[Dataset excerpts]
========

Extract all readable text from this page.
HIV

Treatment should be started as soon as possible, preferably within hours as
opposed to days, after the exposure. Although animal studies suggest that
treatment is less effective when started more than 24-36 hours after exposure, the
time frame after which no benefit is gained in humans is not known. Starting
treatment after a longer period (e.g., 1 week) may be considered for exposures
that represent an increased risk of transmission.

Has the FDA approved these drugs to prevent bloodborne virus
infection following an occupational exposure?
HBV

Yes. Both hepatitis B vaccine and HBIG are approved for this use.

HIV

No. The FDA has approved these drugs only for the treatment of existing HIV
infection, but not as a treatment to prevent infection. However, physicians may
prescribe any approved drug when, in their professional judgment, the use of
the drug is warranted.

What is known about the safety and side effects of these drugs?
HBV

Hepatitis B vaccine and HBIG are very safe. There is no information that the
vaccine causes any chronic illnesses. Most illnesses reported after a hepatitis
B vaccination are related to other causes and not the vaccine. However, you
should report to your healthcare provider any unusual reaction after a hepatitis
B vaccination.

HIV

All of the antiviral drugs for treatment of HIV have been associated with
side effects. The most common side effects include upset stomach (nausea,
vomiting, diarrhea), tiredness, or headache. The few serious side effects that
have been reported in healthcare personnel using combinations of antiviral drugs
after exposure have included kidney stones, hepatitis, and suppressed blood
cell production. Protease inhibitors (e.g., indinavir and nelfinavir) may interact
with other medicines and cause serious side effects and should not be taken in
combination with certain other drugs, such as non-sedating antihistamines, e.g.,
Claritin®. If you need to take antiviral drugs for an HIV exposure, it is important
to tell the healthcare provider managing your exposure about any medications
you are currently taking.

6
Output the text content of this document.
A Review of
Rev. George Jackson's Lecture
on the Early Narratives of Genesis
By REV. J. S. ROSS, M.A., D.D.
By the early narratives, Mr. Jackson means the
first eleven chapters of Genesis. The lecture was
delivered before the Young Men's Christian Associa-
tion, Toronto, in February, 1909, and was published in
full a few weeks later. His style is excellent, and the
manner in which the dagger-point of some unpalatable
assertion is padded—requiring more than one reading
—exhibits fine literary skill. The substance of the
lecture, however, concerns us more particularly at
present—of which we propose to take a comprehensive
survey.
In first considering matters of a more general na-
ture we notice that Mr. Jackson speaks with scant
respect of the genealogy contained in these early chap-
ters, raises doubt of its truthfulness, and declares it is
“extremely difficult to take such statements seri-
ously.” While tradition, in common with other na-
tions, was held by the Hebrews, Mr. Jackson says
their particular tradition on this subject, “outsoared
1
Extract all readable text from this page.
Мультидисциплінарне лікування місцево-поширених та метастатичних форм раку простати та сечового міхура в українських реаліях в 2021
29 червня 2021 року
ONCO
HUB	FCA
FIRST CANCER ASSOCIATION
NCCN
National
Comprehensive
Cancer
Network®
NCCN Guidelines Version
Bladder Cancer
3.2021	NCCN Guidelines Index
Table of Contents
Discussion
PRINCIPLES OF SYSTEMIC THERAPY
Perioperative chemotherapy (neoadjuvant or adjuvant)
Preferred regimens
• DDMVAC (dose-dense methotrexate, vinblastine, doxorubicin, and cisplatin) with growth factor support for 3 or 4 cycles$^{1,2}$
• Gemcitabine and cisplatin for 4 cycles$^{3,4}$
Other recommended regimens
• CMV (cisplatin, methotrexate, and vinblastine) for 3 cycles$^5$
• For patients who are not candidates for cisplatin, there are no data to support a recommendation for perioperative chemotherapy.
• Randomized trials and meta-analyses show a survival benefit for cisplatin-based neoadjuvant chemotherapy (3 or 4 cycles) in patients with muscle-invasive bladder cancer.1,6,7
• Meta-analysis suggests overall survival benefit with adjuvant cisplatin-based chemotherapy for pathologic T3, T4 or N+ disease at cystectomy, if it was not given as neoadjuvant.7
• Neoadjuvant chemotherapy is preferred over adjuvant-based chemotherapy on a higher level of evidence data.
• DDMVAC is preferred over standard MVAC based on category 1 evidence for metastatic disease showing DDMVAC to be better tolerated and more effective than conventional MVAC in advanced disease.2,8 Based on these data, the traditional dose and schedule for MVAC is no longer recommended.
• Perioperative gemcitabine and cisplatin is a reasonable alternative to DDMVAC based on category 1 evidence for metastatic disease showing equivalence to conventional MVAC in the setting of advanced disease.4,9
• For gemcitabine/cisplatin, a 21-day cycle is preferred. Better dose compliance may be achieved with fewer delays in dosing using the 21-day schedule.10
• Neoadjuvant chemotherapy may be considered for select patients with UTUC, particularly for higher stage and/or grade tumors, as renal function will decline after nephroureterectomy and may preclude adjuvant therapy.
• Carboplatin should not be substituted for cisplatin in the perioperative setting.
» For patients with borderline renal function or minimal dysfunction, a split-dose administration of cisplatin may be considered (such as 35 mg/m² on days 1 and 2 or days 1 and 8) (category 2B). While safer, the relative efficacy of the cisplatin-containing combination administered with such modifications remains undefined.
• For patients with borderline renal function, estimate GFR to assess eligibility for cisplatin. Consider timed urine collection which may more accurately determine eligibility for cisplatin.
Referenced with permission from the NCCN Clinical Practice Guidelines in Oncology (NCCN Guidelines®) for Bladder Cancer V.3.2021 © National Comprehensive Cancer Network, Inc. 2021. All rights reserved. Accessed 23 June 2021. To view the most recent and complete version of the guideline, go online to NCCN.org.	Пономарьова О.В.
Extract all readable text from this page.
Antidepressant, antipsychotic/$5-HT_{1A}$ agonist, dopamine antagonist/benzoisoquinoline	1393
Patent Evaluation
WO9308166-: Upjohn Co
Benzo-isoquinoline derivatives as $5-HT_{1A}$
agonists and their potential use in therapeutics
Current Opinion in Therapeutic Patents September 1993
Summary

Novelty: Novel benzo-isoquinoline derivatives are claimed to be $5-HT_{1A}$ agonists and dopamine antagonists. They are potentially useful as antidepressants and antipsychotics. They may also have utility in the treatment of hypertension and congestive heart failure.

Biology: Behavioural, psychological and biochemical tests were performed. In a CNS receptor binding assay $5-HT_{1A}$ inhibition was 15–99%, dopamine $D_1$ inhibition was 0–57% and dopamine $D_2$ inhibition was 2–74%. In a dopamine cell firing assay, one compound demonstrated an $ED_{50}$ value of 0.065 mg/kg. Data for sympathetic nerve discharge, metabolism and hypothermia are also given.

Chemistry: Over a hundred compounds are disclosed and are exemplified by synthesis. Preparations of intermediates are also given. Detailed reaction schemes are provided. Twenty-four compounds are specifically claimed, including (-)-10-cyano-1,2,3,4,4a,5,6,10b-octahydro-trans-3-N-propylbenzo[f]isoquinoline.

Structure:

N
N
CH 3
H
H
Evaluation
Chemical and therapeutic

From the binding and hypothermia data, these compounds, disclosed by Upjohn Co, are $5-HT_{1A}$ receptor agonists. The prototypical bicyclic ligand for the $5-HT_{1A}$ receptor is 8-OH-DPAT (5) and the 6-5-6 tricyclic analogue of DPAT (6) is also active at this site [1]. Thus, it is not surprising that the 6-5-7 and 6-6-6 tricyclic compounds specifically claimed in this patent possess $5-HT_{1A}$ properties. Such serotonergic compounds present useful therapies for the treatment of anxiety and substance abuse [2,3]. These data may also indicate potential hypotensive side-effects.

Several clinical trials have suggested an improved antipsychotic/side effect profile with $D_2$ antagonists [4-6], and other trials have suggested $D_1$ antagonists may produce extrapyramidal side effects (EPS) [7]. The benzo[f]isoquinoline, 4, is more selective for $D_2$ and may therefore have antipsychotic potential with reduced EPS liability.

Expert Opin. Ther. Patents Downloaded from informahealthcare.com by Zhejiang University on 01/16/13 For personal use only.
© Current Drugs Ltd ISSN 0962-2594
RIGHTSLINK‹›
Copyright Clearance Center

========

Task objective: Pull out every line of the entries that includes the word "when".

Result for this exercise:
treatment is less effective when started more than 24-36 hours after exposure, the
prescribe any approved drug when, in their professional judgment, the use of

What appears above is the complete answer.